## Start Dataset records
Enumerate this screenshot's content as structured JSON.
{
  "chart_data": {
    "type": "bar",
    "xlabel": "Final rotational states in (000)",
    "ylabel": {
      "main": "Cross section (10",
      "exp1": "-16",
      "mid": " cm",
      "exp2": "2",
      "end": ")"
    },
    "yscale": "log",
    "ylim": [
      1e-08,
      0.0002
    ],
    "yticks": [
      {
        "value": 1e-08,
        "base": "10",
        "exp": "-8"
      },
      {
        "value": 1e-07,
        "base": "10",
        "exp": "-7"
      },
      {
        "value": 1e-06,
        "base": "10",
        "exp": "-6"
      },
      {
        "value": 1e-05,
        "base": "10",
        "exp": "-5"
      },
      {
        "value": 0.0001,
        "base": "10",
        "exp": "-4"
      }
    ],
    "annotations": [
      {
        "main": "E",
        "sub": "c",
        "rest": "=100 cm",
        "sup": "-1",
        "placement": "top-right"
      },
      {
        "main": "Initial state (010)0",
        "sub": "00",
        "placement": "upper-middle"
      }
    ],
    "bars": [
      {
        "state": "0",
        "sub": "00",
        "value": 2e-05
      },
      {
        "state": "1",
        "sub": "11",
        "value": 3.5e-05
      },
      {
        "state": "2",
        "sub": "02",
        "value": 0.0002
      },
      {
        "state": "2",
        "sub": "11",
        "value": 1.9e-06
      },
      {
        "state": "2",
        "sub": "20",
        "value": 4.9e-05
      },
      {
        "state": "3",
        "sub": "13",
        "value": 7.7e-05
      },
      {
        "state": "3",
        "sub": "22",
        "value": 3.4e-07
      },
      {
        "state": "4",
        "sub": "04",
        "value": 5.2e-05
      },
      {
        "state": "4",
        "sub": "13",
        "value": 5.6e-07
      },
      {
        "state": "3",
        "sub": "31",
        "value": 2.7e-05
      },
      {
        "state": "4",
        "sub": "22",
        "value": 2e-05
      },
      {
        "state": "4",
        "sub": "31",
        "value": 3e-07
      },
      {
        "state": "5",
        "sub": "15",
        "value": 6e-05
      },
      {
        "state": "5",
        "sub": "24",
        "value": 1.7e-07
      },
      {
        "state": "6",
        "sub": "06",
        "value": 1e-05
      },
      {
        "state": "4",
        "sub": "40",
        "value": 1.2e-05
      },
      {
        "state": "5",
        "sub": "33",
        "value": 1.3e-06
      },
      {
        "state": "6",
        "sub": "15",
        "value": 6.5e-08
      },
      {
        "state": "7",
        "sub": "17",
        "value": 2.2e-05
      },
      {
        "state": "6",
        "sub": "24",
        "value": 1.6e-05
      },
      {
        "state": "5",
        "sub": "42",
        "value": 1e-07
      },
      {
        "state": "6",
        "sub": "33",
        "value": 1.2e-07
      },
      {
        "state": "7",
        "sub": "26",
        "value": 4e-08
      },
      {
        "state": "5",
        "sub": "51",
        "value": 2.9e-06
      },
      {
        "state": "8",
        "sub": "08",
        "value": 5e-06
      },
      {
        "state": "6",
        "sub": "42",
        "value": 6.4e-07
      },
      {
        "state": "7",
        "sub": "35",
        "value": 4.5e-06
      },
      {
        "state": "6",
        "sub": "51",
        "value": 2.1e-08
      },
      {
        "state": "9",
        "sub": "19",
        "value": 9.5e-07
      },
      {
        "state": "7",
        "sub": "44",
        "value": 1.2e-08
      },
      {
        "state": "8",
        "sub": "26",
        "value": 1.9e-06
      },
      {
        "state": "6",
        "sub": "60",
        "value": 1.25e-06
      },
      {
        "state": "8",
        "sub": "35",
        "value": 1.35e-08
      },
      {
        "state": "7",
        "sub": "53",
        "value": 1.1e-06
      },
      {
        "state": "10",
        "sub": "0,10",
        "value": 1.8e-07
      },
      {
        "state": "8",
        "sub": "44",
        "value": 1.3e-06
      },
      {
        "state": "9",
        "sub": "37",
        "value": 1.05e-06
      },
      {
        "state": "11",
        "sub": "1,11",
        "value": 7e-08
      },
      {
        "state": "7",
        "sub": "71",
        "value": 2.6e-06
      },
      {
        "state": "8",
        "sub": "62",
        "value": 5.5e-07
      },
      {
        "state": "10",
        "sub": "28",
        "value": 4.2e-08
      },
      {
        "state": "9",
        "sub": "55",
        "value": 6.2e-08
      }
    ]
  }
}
## End Dataset records
## Start Dataset records
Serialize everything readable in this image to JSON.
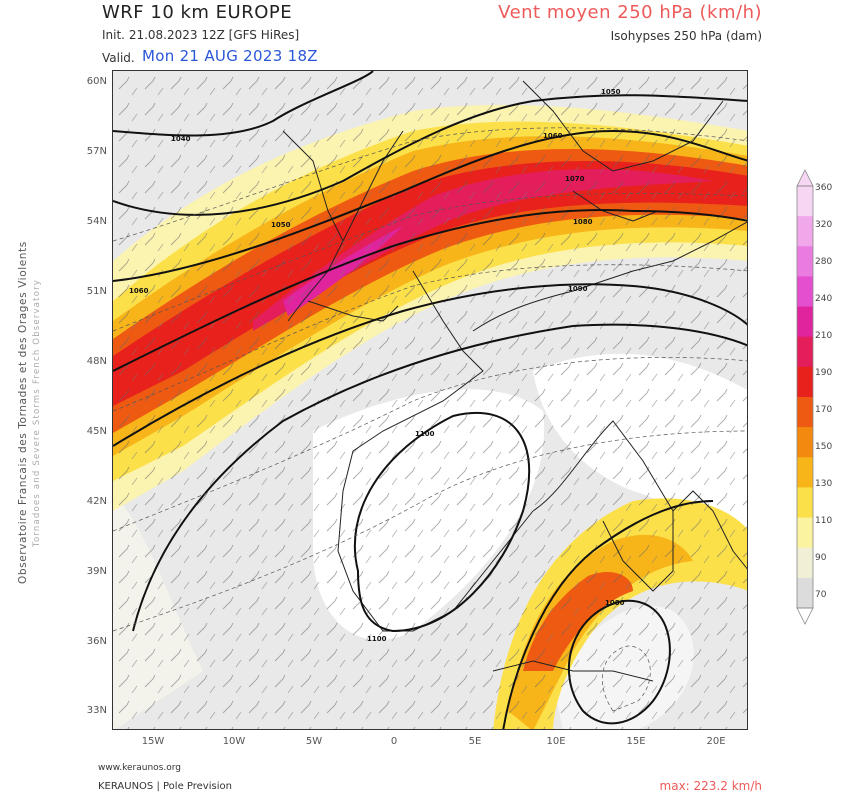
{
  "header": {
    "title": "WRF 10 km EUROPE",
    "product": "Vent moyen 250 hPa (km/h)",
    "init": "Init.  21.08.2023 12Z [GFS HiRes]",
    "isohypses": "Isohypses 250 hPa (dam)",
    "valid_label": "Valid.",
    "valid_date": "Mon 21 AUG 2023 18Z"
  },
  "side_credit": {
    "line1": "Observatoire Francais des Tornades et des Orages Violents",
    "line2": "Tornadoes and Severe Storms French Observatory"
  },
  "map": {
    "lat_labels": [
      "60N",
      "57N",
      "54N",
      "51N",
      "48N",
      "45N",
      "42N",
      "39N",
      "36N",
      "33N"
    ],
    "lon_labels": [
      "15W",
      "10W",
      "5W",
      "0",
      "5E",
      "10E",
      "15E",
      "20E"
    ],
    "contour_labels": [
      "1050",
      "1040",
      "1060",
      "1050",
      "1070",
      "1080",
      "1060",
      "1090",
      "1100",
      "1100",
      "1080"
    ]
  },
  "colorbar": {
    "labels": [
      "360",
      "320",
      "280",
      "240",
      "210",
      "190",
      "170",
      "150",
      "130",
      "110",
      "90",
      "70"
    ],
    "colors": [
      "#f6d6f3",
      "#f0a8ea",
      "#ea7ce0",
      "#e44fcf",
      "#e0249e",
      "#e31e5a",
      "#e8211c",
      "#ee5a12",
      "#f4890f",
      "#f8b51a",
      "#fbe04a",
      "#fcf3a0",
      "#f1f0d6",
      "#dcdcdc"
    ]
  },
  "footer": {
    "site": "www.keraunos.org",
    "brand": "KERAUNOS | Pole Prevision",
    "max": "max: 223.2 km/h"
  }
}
## End Dataset records
## Start Dataset records
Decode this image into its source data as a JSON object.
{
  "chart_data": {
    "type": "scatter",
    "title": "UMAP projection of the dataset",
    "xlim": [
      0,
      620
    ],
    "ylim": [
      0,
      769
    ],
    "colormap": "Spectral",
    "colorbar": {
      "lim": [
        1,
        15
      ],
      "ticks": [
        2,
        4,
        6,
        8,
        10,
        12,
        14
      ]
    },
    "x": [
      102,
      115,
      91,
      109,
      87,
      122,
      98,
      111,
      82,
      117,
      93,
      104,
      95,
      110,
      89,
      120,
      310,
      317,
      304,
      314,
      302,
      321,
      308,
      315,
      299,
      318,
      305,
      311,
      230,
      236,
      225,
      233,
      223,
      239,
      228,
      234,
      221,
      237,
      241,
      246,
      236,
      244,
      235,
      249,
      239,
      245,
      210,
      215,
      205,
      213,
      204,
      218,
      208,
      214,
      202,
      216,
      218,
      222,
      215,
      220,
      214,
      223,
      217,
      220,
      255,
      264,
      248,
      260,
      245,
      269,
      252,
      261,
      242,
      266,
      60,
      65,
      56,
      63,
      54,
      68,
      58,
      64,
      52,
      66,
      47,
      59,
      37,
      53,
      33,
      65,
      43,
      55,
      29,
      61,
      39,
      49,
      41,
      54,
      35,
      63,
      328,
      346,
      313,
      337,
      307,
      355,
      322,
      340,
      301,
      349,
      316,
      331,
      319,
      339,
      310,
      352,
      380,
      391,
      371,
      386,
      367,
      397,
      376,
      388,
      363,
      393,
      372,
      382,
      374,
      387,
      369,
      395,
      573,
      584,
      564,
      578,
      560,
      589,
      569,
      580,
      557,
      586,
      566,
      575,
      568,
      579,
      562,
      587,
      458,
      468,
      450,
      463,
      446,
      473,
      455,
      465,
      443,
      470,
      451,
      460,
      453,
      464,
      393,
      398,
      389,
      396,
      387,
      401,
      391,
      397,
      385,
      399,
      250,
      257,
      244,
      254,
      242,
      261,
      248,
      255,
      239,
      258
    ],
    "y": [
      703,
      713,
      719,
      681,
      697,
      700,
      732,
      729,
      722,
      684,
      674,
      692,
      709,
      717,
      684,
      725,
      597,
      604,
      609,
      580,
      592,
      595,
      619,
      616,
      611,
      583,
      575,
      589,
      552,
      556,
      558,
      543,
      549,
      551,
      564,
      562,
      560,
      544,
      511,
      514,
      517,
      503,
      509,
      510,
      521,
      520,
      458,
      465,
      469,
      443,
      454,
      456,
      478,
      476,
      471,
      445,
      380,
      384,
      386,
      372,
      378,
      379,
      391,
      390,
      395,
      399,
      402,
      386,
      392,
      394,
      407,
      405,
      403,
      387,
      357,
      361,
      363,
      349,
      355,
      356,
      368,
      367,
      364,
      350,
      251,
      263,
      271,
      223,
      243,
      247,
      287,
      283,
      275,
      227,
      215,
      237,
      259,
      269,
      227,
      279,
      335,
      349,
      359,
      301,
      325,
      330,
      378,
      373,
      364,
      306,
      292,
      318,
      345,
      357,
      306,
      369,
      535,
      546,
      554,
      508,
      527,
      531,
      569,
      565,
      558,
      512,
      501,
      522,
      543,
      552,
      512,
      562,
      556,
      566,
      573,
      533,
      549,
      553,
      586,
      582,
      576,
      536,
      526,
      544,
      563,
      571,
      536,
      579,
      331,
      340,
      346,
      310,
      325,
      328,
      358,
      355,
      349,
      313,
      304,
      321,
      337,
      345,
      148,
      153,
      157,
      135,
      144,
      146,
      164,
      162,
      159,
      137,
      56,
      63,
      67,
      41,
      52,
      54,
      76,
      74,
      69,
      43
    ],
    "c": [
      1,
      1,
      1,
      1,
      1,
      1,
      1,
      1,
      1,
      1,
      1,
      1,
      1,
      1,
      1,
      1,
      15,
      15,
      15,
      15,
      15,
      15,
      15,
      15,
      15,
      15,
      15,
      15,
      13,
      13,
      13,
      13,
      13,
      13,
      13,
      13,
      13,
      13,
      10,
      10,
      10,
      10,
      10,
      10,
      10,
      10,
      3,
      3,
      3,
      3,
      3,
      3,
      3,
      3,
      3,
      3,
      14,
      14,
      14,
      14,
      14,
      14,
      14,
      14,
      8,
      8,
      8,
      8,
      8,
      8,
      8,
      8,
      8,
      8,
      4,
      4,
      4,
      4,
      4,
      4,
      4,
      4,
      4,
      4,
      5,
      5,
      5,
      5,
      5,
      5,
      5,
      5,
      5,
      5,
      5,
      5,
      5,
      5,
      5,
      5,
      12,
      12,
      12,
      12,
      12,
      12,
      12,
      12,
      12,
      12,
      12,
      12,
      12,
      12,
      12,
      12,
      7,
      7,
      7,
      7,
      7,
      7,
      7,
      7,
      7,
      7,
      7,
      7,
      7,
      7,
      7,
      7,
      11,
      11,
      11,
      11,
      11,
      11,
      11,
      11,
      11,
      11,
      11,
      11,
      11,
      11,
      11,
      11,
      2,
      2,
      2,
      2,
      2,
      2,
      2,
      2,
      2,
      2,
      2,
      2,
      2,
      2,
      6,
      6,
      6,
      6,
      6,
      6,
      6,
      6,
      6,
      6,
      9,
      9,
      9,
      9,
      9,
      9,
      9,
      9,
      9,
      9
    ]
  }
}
## End Dataset records
* Task statement *
Write out every line of the data that holds the word "placement".

* Answer to the task *
        "placement": "top-right"
        "placement": "upper-middle"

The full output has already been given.